═══ Listing

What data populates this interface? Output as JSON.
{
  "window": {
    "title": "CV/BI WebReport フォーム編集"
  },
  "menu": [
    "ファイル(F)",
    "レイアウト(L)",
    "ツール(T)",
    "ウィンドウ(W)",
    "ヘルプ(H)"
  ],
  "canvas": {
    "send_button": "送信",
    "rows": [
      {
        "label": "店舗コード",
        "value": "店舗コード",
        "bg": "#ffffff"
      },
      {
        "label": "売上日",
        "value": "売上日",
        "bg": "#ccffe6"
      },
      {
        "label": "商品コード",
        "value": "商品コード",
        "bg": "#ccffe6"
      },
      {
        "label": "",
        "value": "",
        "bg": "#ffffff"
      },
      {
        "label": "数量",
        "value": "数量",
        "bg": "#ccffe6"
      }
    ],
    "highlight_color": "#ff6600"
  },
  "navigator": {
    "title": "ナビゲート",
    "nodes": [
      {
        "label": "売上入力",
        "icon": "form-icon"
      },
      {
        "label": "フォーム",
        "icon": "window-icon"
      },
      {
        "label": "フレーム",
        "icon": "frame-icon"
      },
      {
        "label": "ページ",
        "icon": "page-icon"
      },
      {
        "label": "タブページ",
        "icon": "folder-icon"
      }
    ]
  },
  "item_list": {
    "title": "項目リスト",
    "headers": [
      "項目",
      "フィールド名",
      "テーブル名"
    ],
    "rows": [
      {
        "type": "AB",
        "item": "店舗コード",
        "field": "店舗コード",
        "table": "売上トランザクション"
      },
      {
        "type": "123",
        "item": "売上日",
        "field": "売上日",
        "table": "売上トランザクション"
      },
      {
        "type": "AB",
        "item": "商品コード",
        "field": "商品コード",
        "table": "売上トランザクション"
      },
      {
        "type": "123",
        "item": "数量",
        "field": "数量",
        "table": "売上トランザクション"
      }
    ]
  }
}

══════

## Written exercise
All of the data shown above must be copied exactly.

## Written answer
What data populates this interface? Output as JSON.
{
  "window": {
    "title": "CV/BI WebReport フォーム編集"
  },
  "menu": [
    "ファイル(F)",
    "レイアウト(L)",
    "ツール(T)",
    "ウィンドウ(W)",
    "ヘルプ(H)"
  ],
  "canvas": {
    "send_button": "送信",
    "rows": [
      {
        "label": "店舗コード",
        "value": "店舗コード",
        "bg": "#ffffff"
      },
      {
        "label": "売上日",
        "value": "売上日",
        "bg": "#ccffe6"
      },
      {
        "label": "商品コード",
        "value": "商品コード",
        "bg": "#ccffe6"
      },
      {
        "label": "",
        "value": "",
        "bg": "#ffffff"
      },
      {
        "label": "数量",
        "value": "数量",
        "bg": "#ccffe6"
      }
    ],
    "highlight_color": "#ff6600"
  },
  "navigator": {
    "title": "ナビゲート",
    "nodes": [
      {
        "label": "売上入力",
        "icon": "form-icon"
      },
      {
        "label": "フォーム",
        "icon": "window-icon"
      },
      {
        "label": "フレーム",
        "icon": "frame-icon"
      },
      {
        "label": "ページ",
        "icon": "page-icon"
      },
      {
        "label": "タブページ",
        "icon": "folder-icon"
      }
    ]
  },
  "item_list": {
    "title": "項目リスト",
    "headers": [
      "項目",
      "フィールド名",
      "テーブル名"
    ],
    "rows": [
      {
        "type": "AB",
        "item": "店舗コード",
        "field": "店舗コード",
        "table": "売上トランザクション"
      },
      {
        "type": "123",
        "item": "売上日",
        "field": "売上日",
        "table": "売上トランザクション"
      },
      {
        "type": "AB",
        "item": "商品コード",
        "field": "商品コード",
        "table": "売上トランザクション"
      },
      {
        "type": "123",
        "item": "数量",
        "field": "数量",
        "table": "売上トランザクション"
      }
    ]
  }
}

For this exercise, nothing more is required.